▶ [YOUR GOAL]:
Copy out each line in the material below that has the word "JSON".

★ ★ ★ ★ ★ ★ ★

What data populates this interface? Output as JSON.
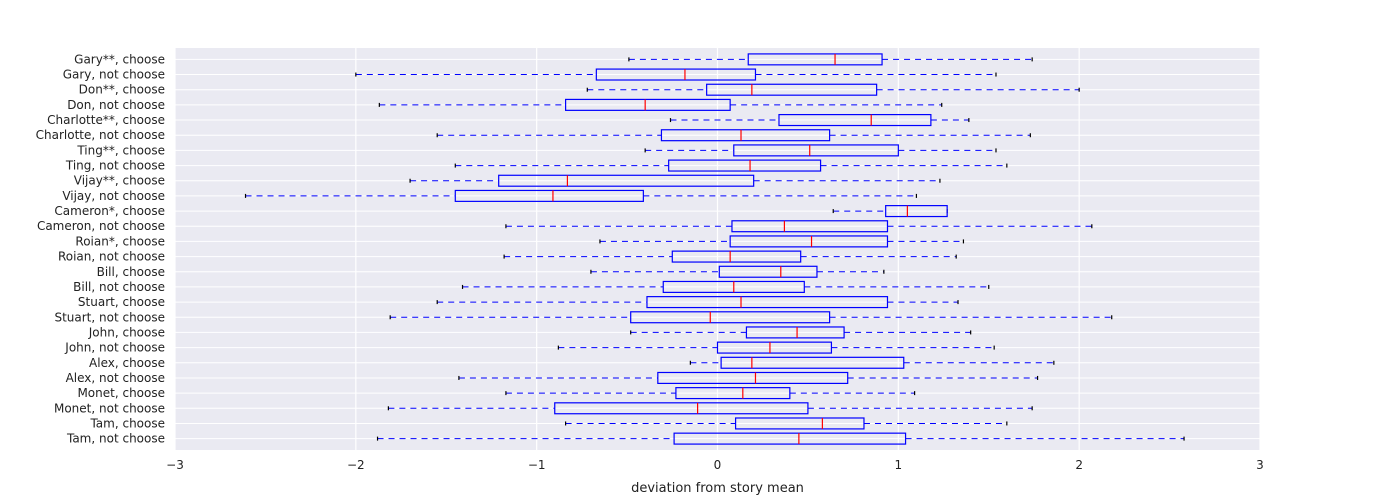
{
  "chart_data": {
    "type": "boxplot",
    "orientation": "horizontal",
    "xlabel": "deviation from story mean",
    "xlim": [
      -3,
      3
    ],
    "xticks": [
      -3,
      -2,
      -1,
      0,
      1,
      2,
      3
    ],
    "grid": true,
    "colors": {
      "plot_background": "#eaeaf2",
      "grid": "#ffffff",
      "box": "#0000ff",
      "median": "#ff0000",
      "whisker": "#0000ff",
      "cap": "#000000"
    },
    "categories": [
      "Gary**, choose",
      "Gary, not choose",
      "Don**, choose",
      "Don, not choose",
      "Charlotte**, choose",
      "Charlotte, not choose",
      "Ting**, choose",
      "Ting, not choose",
      "Vijay**, choose",
      "Vijay, not choose",
      "Cameron*, choose",
      "Cameron, not choose",
      "Roian*, choose",
      "Roian, not choose",
      "Bill, choose",
      "Bill, not choose",
      "Stuart, choose",
      "Stuart, not choose",
      "John, choose",
      "John, not choose",
      "Alex, choose",
      "Alex, not choose",
      "Monet, choose",
      "Monet, not choose",
      "Tam, choose",
      "Tam, not choose"
    ],
    "boxes": [
      {
        "whislo": -0.49,
        "q1": 0.17,
        "med": 0.65,
        "q3": 0.91,
        "whishi": 1.74
      },
      {
        "whislo": -2.0,
        "q1": -0.67,
        "med": -0.18,
        "q3": 0.21,
        "whishi": 1.54
      },
      {
        "whislo": -0.72,
        "q1": -0.06,
        "med": 0.19,
        "q3": 0.88,
        "whishi": 2.0
      },
      {
        "whislo": -1.87,
        "q1": -0.84,
        "med": -0.4,
        "q3": 0.07,
        "whishi": 1.24
      },
      {
        "whislo": -0.26,
        "q1": 0.34,
        "med": 0.85,
        "q3": 1.18,
        "whishi": 1.39
      },
      {
        "whislo": -1.55,
        "q1": -0.31,
        "med": 0.13,
        "q3": 0.62,
        "whishi": 1.73
      },
      {
        "whislo": -0.4,
        "q1": 0.09,
        "med": 0.51,
        "q3": 1.0,
        "whishi": 1.54
      },
      {
        "whislo": -1.45,
        "q1": -0.27,
        "med": 0.18,
        "q3": 0.57,
        "whishi": 1.6
      },
      {
        "whislo": -1.7,
        "q1": -1.21,
        "med": -0.83,
        "q3": 0.2,
        "whishi": 1.23
      },
      {
        "whislo": -2.61,
        "q1": -1.45,
        "med": -0.91,
        "q3": -0.41,
        "whishi": 1.1
      },
      {
        "whislo": 0.64,
        "q1": 0.93,
        "med": 1.05,
        "q3": 1.27,
        "whishi": 1.27
      },
      {
        "whislo": -1.17,
        "q1": 0.08,
        "med": 0.37,
        "q3": 0.94,
        "whishi": 2.07
      },
      {
        "whislo": -0.65,
        "q1": 0.07,
        "med": 0.52,
        "q3": 0.94,
        "whishi": 1.36
      },
      {
        "whislo": -1.18,
        "q1": -0.25,
        "med": 0.07,
        "q3": 0.46,
        "whishi": 1.32
      },
      {
        "whislo": -0.7,
        "q1": 0.01,
        "med": 0.35,
        "q3": 0.55,
        "whishi": 0.92
      },
      {
        "whislo": -1.41,
        "q1": -0.3,
        "med": 0.09,
        "q3": 0.48,
        "whishi": 1.5
      },
      {
        "whislo": -1.55,
        "q1": -0.39,
        "med": 0.13,
        "q3": 0.94,
        "whishi": 1.33
      },
      {
        "whislo": -1.81,
        "q1": -0.48,
        "med": -0.04,
        "q3": 0.62,
        "whishi": 2.18
      },
      {
        "whislo": -0.48,
        "q1": 0.16,
        "med": 0.44,
        "q3": 0.7,
        "whishi": 1.4
      },
      {
        "whislo": -0.88,
        "q1": 0.0,
        "med": 0.29,
        "q3": 0.63,
        "whishi": 1.53
      },
      {
        "whislo": -0.15,
        "q1": 0.02,
        "med": 0.19,
        "q3": 1.03,
        "whishi": 1.86
      },
      {
        "whislo": -1.43,
        "q1": -0.33,
        "med": 0.21,
        "q3": 0.72,
        "whishi": 1.77
      },
      {
        "whislo": -1.17,
        "q1": -0.23,
        "med": 0.14,
        "q3": 0.4,
        "whishi": 1.09
      },
      {
        "whislo": -1.82,
        "q1": -0.9,
        "med": -0.11,
        "q3": 0.5,
        "whishi": 1.74
      },
      {
        "whislo": -0.84,
        "q1": 0.1,
        "med": 0.58,
        "q3": 0.81,
        "whishi": 1.6
      },
      {
        "whislo": -1.88,
        "q1": -0.24,
        "med": 0.45,
        "q3": 1.04,
        "whishi": 2.58
      }
    ]
  }
}
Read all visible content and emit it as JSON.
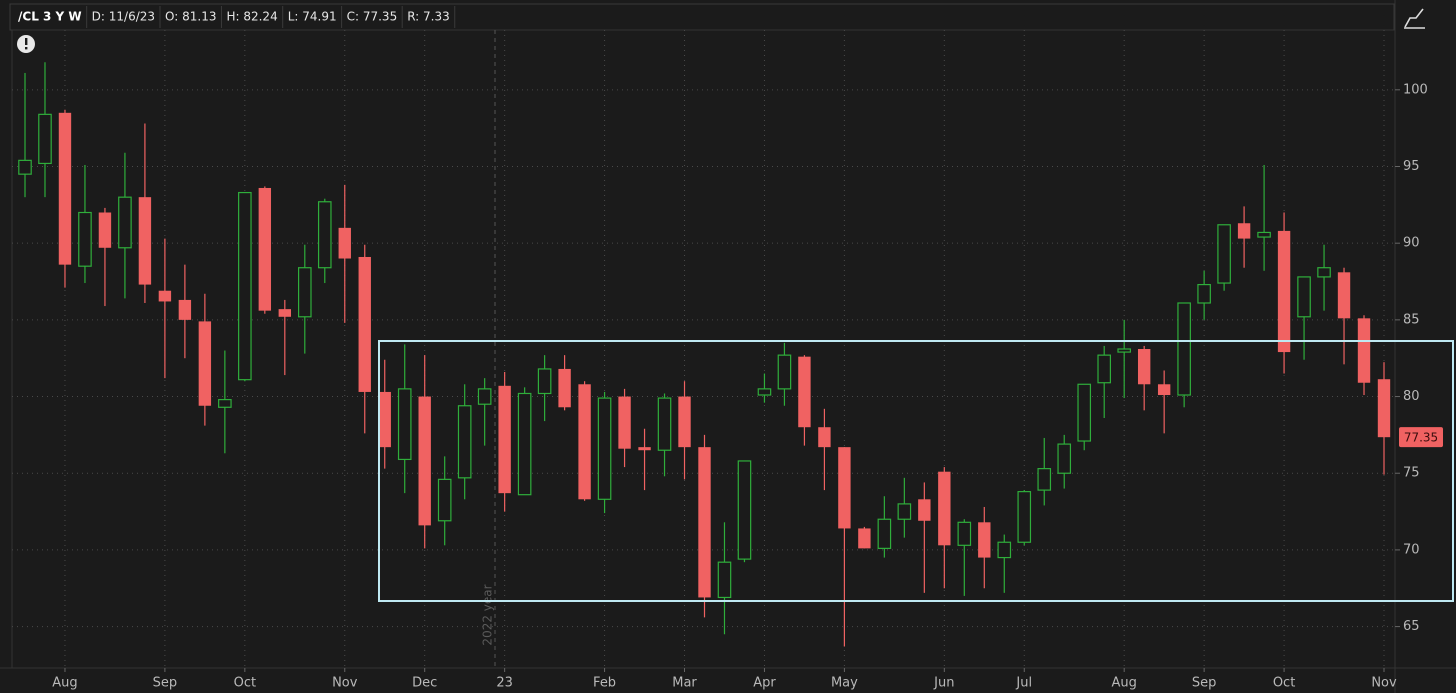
{
  "chart_data": {
    "type": "candlestick",
    "title": "/CL 3 Y W",
    "header_fields": [
      "D: 11/6/23",
      "O: 81.13",
      "H: 82.24",
      "L: 74.91",
      "C: 77.35",
      "R: 7.33"
    ],
    "annotation": "2022 year",
    "categories": [
      null,
      null,
      "Aug",
      null,
      null,
      null,
      null,
      "Sep",
      null,
      null,
      null,
      "Oct",
      null,
      null,
      null,
      null,
      "Nov",
      null,
      null,
      null,
      "Dec",
      null,
      null,
      null,
      "23",
      null,
      null,
      null,
      null,
      "Feb",
      null,
      null,
      null,
      "Mar",
      null,
      null,
      null,
      "Apr",
      null,
      null,
      null,
      "May",
      null,
      null,
      null,
      null,
      "Jun",
      null,
      null,
      null,
      "Jul",
      null,
      null,
      null,
      null,
      "Aug",
      null,
      null,
      null,
      "Sep",
      null,
      null,
      null,
      "Oct",
      null,
      null,
      null,
      null,
      "Nov"
    ],
    "open": [
      94.5,
      95.2,
      98.5,
      88.5,
      92.0,
      89.7,
      93.0,
      86.9,
      86.3,
      84.9,
      79.3,
      81.1,
      93.6,
      85.7,
      85.2,
      88.4,
      91.0,
      89.1,
      80.3,
      75.9,
      80.0,
      71.9,
      74.7,
      79.5,
      80.7,
      73.6,
      80.2,
      81.8,
      80.8,
      73.3,
      80.0,
      76.7,
      76.5,
      80.0,
      76.7,
      66.9,
      69.4,
      80.1,
      80.5,
      82.6,
      78.0,
      76.7,
      71.4,
      70.1,
      72.0,
      73.3,
      75.1,
      70.3,
      71.8,
      69.5,
      70.5,
      73.9,
      75.0,
      77.1,
      80.9,
      82.9,
      83.1,
      80.8,
      80.1,
      86.1,
      87.4,
      91.3,
      90.4,
      90.8,
      85.2,
      87.8,
      88.1,
      85.1,
      81.13
    ],
    "high": [
      101.1,
      101.8,
      98.7,
      95.1,
      92.3,
      95.9,
      97.8,
      90.3,
      88.6,
      86.7,
      83.0,
      93.3,
      93.7,
      86.3,
      89.9,
      92.9,
      93.8,
      89.9,
      82.4,
      83.4,
      82.7,
      76.1,
      80.8,
      81.2,
      81.6,
      80.6,
      82.7,
      82.7,
      81.0,
      80.3,
      80.5,
      77.9,
      80.2,
      81.0,
      77.5,
      71.8,
      75.8,
      81.5,
      83.5,
      82.7,
      79.2,
      76.7,
      71.5,
      73.5,
      74.7,
      74.4,
      75.4,
      72.0,
      72.8,
      71.0,
      73.9,
      77.3,
      77.5,
      80.8,
      83.3,
      85.0,
      83.3,
      81.7,
      86.1,
      88.2,
      91.2,
      92.4,
      95.1,
      92.0,
      87.8,
      89.9,
      88.4,
      85.3,
      82.24
    ],
    "low": [
      93.0,
      93.0,
      87.1,
      87.4,
      85.9,
      86.4,
      86.1,
      81.2,
      82.5,
      78.1,
      76.3,
      81.0,
      85.4,
      81.4,
      82.8,
      87.4,
      84.8,
      77.6,
      75.3,
      73.7,
      70.1,
      70.3,
      73.3,
      76.8,
      72.5,
      73.6,
      78.4,
      79.1,
      73.2,
      72.4,
      75.4,
      73.9,
      74.8,
      74.6,
      65.6,
      64.5,
      69.2,
      79.6,
      79.4,
      76.8,
      73.9,
      63.7,
      70.1,
      69.5,
      70.8,
      67.2,
      67.5,
      67.0,
      67.5,
      67.2,
      70.3,
      72.9,
      74.0,
      76.5,
      78.6,
      79.9,
      79.1,
      77.6,
      79.3,
      85.0,
      86.9,
      88.4,
      88.2,
      81.5,
      82.4,
      85.6,
      82.1,
      80.1,
      74.91
    ],
    "close": [
      95.4,
      98.4,
      88.6,
      92.0,
      89.7,
      93.0,
      87.3,
      86.2,
      85.0,
      79.4,
      79.8,
      93.3,
      85.6,
      85.2,
      88.4,
      92.7,
      89.0,
      80.3,
      76.7,
      80.5,
      71.6,
      74.6,
      79.4,
      80.5,
      73.7,
      80.2,
      81.8,
      79.3,
      73.3,
      79.9,
      76.6,
      76.5,
      79.9,
      76.7,
      66.9,
      69.2,
      75.8,
      80.5,
      82.7,
      78.0,
      76.7,
      71.4,
      70.1,
      72.0,
      73.0,
      71.9,
      70.3,
      71.8,
      69.5,
      70.5,
      73.8,
      75.3,
      76.9,
      80.8,
      82.7,
      83.1,
      80.8,
      80.1,
      86.1,
      87.3,
      91.2,
      90.3,
      90.7,
      82.9,
      87.8,
      88.4,
      85.1,
      80.9,
      77.35
    ],
    "up_color": "#2fae3b",
    "down_color": "#f06262",
    "ylim": [
      62.3,
      103.9
    ],
    "yticks": [
      65,
      70,
      75,
      80,
      85,
      90,
      95,
      100
    ],
    "grid": true
  }
}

★ ★ ★ ★ ★ ★ ★

▶ [RESULT BELOW]:
What data populates this interface? Output as JSON.
Read all visible content and emit it as JSON.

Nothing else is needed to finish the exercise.